# [Task requirements]
1/ Translate this sentence from the passage on words in art into Spanish: "Words are often uniquely integrated into painting, drawing, printmaking, sculpture, installation, and performance as a conceptual apparatus, a way to voice issues by presenting linguistics as the universal image."
2/ From the passage on words in art, return the stretch that begins at the words "TEXTS focuses on" and ends after "yet forever remembered/documented.".

# [Passage provided]

Issue Sixteen: TEXT

Words are found everywhere and in everything, abundant in nature, prevalent in art from Joseph Beuys to Adrian Piper to Jean-Michel Basquiat to Sophie Calle, Adam Pendleton, and Bethany Collins, from periods Dadaism to minimalism to pop art and contemporary. Words are often uniquely integrated into painting, drawing, printmaking, sculpture, installation, and performance as a conceptual apparatus, a way to voice issues by presenting linguistics as the universal image. 

TEXTS focuses on the profound significance that language brings to the visual landscape; this incredible notion that works can be seen and read simultaneously— begging for viewers to occupy both sides of their brains. Artists use words beyond their typical purpose; whether stitched into fabric as a powerful act of protest or scrawled gestural marks on walls depicting a message that can be erased yet forever remembered/documented.

# [Items]
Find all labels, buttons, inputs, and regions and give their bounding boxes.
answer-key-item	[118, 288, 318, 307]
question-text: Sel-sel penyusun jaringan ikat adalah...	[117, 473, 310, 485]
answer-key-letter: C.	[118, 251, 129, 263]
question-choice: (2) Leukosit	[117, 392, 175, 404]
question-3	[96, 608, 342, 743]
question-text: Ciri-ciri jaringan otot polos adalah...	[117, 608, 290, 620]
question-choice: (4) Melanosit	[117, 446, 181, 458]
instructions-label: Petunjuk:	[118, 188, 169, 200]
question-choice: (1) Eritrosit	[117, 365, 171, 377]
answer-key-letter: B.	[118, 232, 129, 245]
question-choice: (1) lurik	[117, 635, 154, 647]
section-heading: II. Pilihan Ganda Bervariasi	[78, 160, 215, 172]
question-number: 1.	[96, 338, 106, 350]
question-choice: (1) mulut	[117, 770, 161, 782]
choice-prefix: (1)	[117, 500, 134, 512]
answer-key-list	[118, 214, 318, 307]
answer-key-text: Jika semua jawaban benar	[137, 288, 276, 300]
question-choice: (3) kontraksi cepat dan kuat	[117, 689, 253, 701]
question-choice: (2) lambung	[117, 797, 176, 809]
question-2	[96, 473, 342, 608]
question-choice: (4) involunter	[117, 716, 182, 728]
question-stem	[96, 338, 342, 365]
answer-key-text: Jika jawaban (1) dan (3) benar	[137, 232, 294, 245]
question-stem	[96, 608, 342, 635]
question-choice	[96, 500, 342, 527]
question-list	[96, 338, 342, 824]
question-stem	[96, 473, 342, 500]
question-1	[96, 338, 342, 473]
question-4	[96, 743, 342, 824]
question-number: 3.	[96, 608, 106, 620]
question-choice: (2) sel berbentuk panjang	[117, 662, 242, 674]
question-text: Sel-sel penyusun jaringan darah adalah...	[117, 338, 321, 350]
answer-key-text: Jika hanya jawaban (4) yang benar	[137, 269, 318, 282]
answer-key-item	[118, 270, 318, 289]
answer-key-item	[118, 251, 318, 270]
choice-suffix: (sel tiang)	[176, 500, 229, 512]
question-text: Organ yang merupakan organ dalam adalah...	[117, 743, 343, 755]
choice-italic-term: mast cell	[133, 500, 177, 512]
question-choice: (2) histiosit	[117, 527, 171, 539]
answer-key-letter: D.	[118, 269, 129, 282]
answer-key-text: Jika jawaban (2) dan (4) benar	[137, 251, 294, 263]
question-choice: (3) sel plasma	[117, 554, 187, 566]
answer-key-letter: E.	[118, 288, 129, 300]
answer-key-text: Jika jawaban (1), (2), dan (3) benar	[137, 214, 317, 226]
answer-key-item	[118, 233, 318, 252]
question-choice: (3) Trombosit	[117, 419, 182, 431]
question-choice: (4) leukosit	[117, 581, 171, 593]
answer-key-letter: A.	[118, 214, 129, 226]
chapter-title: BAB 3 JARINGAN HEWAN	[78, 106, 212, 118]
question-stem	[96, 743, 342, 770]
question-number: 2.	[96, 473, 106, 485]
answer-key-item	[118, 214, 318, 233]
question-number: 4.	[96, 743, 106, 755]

# [Responses to the exercise]
1/ Las palabras suelen integrarse de manera singular en la pintura, el dibujo, el grabado, la escultura, la instalación y el performance como un aparato conceptual, una forma de expresar cuestiones al presentar la lingüística como la imagen universal.

2/
TEXTS focuses on the profound significance that language brings to the visual landscape; this incredible notion that works can be seen and read simultaneously— begging for viewers to occupy both sides of their brains. Artists use words beyond their typical purpose; whether stitched into fabric as a powerful act of protest or scrawled gestural marks on walls depicting a message that can be erased yet forever remembered/documented.